Capgemini hat die Übernahme von Altran angekündigt. Mit dem Zusammenschluss entsteht ein IT-Dienstleister mit einem ausgeprägten Portfolio für digitale Transformationsprojekte in der Fertigung.

Mit der Übernahme finden zwei französische Unternehmen zusammen, die in ihren jeweiligen Märkten eine große internationale Reichweite und Präsenz haben. Altran ist mit einem Umsatz von rund drei Milliarden Euro und 45.000 Mitarbeitern eindeutig einer der führenden Anbieter, wenn nicht gar Spitzenreiter, im weltweiten Markt für Ingenieurs- und F&E-Dienstleistungen (Forschung und Entwicklung).

Mit dem Kauf von Altran verstärkt Capgemini sein Geschäft mit Ingenieurs-Dienstleistungen.
Mit dem Kauf von Altran verstärkt Capgemini sein Geschäft mit Ingenieurs-Dienstleistungen.
Foto: PopTika - shutterstock.com

Capgemini wiederum ist mit gut 13 Milliarden Euro Umsatz die Nummer neun im teknowlogy-Ranking der weltweit führenden IT-Service-Provider. Das Unternehmen ist schon seit Langem weit über den französischen Heimatmarkt hinausgewachsen. Von den rund 200.000 Mitarbeitern arbeiten beispielsweise über 100.000 in Indien.

■ Bereitgestelltes Material ■
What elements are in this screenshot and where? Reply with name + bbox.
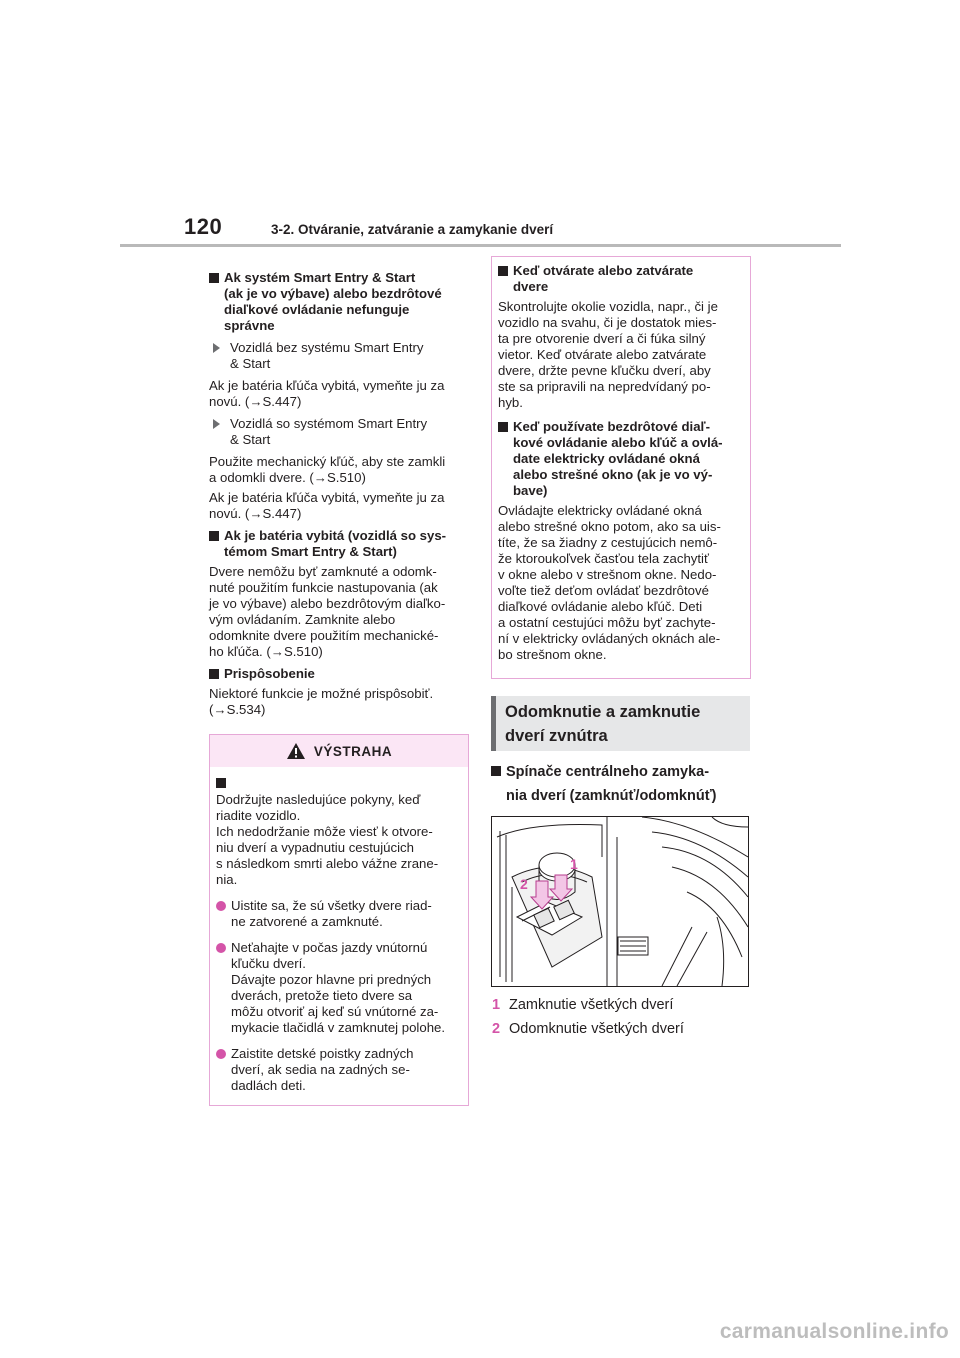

■ Aufgaben ■
- 1) Wie viele Mitarbeiter hat Altran laut dem Text zur Altran-Übernahme?
- 2) Schreiben Sie aus dem Text zur Altran-Übernahme die Passage von „Capgemini hat die“ bis einschließlich „(Forschung und Entwicklung).“ wortgetreu ab.
- 3) Setzen Sie den Text zur Altran-Übernahme im Anschluss an seinen letzten Satz fort.
Das Material wird hierfür nicht herangezogen.

■ Lösungen ■
- 1) 45.000 Mitarbeiter.

- 2)
Capgemini hat die Übernahme von Altran angekündigt. Mit dem Zusammenschluss entsteht ein IT-Dienstleister mit einem ausgeprägten Portfolio für digitale Transformationsprojekte in der Fertigung.

Mit der Übernahme finden zwei französische Unternehmen zusammen, die in ihren jeweiligen Märkten eine große internationale Reichweite und Präsenz haben. Altran ist mit einem Umsatz von rund drei Milliarden Euro und 45.000 Mitarbeitern eindeutig einer der führenden Anbieter, wenn nicht gar Spitzenreiter, im weltweiten Markt für Ingenieurs- und F&E-Dienstleistungen (Forschung und Entwicklung).

- 3)
Zur Expansionsstrategie von Capgemini gehören seit jeher auch Akquisitionen. Übernahmen wurden immer wieder gezielt eingesetzt, um die eigene Stellung in wichtigen Märkten und Regionen zu verbessern. Mit Zukäufen wie beispielsweise von iGate wurde etwa das US-Geschäft ausgebaut. Unternehmen wie Idean und Fahrenheit 212 wiederum trugen zu einem geschärften Profil im Bereich der digitalen Transformation und insbesondere im CX-Umfeld bei.

Capgemini erweitert sein Portfolio

Die nun angekündigte Übernahme von Altran, für die Capgemini rund 3,6 Milliarden Euro bereitstellt, hat eindeutig eine Portfolio-Erweiterung zum Ziel. Verglichen mit anderen IT-Service-Providern konnte Capgemini auch bislang schon auf ein bemerkenswertes Geschäft im Markt für Engineering-Dienstleistungen verweisen. Die Aktivitäten konzentrierten sich bis dato auf den Unternehmenszweig Sogeti High Tech und auf Teile von iGate, die zuletzt in der Business-Unit DEMS (Digital Engineering and Manufacturing Services) zusammengefasst wurden.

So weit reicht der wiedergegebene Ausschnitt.